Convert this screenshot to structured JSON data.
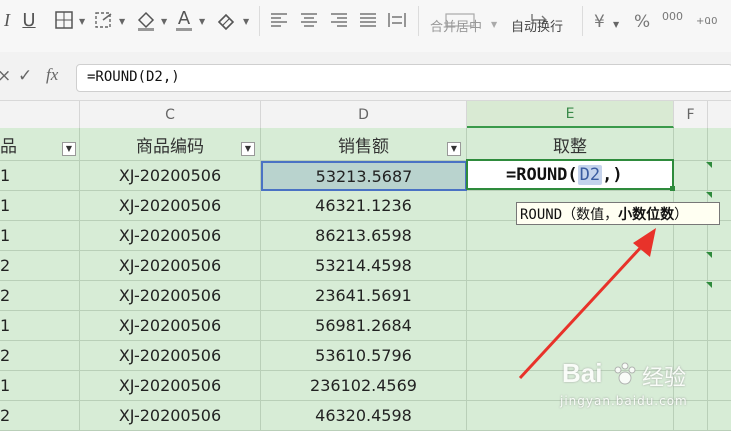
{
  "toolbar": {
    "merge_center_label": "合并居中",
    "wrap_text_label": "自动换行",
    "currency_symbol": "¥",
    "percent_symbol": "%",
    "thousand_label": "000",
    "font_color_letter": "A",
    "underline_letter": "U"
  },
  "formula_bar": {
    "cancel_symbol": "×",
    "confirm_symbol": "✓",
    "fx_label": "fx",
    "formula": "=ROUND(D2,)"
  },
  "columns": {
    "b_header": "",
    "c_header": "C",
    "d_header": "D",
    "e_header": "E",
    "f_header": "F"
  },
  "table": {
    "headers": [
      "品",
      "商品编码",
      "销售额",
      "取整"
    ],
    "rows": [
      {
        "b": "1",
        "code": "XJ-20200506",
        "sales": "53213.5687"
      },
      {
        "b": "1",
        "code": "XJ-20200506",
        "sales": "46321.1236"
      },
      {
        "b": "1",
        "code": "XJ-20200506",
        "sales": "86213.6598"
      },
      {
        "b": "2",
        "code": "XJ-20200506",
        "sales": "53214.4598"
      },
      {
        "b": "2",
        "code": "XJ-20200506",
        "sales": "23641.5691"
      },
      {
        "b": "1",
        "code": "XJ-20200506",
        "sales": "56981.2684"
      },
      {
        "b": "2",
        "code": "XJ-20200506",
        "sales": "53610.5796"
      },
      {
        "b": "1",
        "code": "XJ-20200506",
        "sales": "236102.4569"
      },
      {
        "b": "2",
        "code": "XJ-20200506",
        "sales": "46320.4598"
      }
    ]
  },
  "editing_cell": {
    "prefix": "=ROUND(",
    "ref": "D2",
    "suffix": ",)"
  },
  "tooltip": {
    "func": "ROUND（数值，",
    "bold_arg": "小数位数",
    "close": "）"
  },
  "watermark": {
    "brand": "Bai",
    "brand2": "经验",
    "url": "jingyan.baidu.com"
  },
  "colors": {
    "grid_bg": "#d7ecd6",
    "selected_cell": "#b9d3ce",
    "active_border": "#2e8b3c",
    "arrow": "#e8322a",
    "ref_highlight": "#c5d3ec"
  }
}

◇ ◇ ◇ ◇ ◇

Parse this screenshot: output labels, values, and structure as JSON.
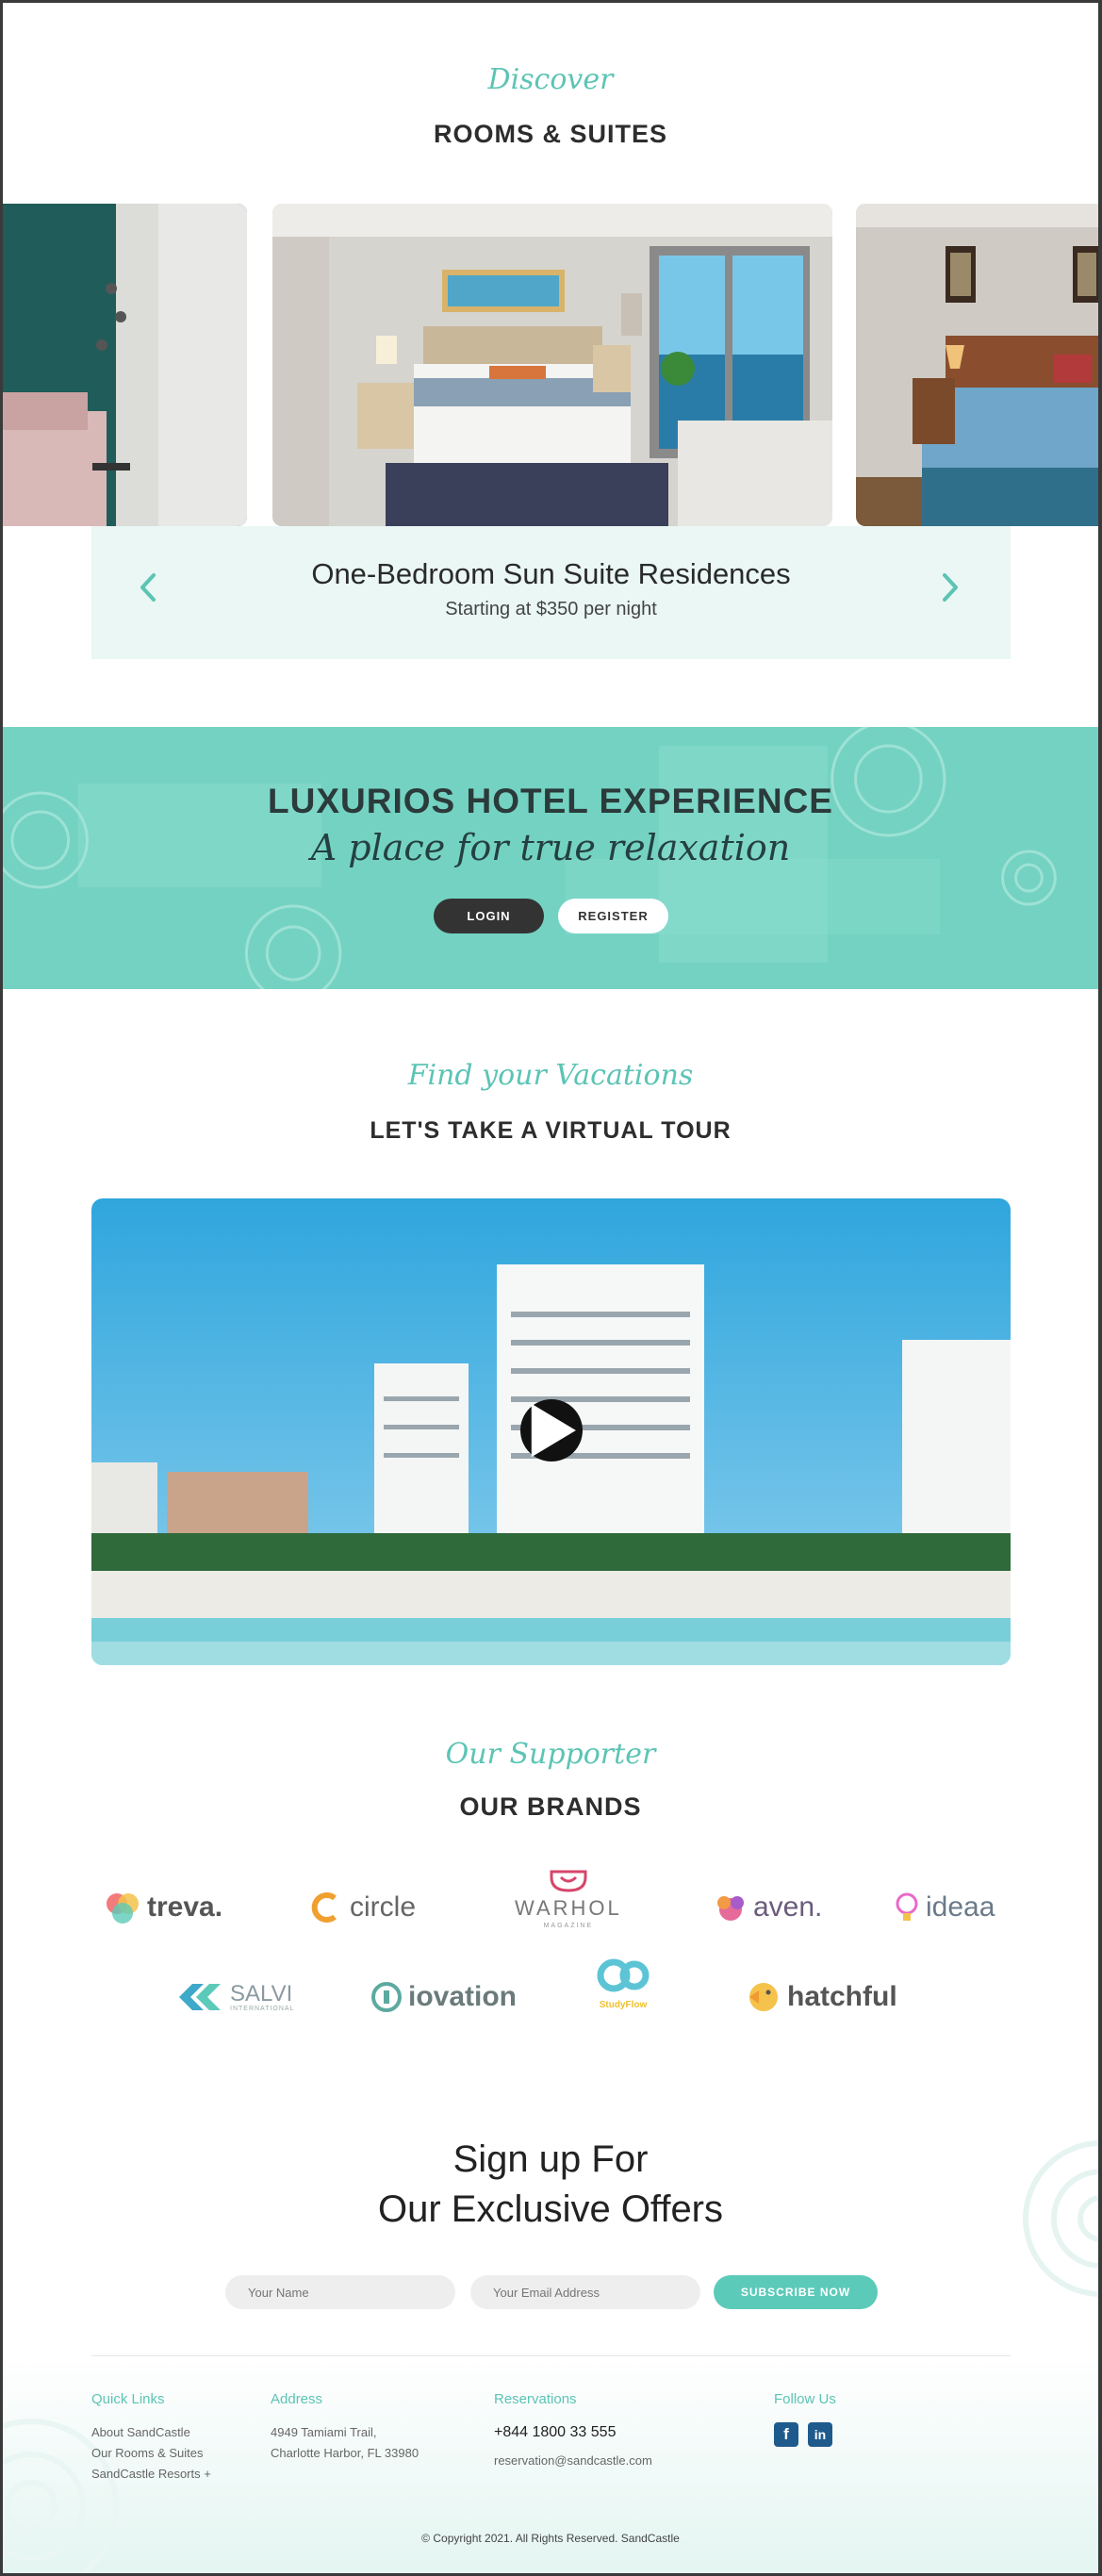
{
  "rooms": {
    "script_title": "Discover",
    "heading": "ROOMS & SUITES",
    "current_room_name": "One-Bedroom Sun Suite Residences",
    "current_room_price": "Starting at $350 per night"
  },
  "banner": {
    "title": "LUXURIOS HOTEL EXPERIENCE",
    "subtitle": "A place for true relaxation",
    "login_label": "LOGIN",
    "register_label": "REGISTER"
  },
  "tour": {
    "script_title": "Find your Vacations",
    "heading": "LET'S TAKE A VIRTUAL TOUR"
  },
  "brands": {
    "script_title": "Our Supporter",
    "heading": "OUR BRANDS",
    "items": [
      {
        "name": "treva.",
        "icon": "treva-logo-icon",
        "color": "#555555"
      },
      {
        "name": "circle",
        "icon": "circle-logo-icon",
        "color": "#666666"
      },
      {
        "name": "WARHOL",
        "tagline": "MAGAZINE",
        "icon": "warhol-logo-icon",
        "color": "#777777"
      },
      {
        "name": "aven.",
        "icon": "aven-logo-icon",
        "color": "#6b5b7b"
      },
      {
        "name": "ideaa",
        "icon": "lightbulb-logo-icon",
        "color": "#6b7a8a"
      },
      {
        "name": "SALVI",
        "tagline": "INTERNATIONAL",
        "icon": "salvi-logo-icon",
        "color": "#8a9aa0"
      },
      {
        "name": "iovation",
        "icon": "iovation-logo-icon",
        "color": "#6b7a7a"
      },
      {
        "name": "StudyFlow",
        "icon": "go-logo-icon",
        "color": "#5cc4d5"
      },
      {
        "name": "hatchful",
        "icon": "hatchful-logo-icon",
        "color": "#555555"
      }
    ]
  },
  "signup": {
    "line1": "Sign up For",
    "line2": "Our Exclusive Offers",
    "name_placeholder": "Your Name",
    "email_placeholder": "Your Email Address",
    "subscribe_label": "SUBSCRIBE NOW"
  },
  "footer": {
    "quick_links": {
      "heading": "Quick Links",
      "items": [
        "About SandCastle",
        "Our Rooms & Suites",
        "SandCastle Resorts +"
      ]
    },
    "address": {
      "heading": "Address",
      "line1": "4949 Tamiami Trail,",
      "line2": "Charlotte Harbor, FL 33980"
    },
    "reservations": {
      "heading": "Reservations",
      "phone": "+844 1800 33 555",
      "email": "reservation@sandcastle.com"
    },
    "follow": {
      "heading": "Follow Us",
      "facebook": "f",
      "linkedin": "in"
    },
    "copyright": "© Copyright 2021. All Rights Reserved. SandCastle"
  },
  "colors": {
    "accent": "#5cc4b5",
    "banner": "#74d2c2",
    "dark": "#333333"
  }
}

◇ ◇ ◇ ◇ ◇

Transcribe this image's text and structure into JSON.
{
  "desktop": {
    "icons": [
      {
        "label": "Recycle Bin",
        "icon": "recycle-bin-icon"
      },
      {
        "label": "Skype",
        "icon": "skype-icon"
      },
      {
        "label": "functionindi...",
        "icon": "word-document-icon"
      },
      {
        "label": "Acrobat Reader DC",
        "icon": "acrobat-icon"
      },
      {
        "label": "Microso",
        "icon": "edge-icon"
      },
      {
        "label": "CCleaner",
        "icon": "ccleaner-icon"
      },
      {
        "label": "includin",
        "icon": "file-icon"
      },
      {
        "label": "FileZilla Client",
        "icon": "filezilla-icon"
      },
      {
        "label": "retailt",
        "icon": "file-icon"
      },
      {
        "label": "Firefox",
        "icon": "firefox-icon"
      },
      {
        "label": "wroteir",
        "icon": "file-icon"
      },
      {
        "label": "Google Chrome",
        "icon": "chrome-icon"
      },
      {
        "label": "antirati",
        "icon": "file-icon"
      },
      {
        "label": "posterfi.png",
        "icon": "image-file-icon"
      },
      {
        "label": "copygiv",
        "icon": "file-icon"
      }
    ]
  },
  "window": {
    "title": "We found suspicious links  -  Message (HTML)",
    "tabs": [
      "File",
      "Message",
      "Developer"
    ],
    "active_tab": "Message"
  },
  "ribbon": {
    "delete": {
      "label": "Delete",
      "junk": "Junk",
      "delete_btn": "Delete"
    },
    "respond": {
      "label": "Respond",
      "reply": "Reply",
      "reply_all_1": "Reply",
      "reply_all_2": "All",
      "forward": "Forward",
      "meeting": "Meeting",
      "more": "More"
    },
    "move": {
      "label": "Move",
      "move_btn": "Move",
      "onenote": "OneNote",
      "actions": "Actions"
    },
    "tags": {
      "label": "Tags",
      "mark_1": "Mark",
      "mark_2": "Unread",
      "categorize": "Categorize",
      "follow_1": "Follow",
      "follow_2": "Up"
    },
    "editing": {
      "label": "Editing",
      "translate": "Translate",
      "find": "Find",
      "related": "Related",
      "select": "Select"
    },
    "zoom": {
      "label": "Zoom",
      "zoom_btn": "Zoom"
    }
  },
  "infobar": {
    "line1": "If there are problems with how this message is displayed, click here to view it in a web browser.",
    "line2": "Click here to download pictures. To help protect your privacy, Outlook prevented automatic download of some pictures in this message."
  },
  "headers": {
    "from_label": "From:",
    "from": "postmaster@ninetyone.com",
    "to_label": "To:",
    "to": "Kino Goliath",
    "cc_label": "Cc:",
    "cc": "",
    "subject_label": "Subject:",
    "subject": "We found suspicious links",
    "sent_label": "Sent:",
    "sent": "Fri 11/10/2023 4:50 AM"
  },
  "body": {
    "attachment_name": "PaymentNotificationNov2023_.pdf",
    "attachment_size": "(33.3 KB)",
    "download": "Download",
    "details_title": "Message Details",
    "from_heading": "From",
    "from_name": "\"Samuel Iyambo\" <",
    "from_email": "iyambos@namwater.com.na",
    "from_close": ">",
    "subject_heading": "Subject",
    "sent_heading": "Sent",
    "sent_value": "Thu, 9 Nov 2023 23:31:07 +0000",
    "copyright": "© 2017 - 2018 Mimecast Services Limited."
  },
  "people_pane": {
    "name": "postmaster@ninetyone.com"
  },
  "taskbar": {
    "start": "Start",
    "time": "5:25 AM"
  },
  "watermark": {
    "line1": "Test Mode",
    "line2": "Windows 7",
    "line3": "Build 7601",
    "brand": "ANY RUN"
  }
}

◇ ◇ ◇ ◇ ◇

**Challenge:** Report every line in the data above in which the word "iovation" appears.

**Problem solution:**
        "name": "iovation",
        "icon": "iovation-logo-icon",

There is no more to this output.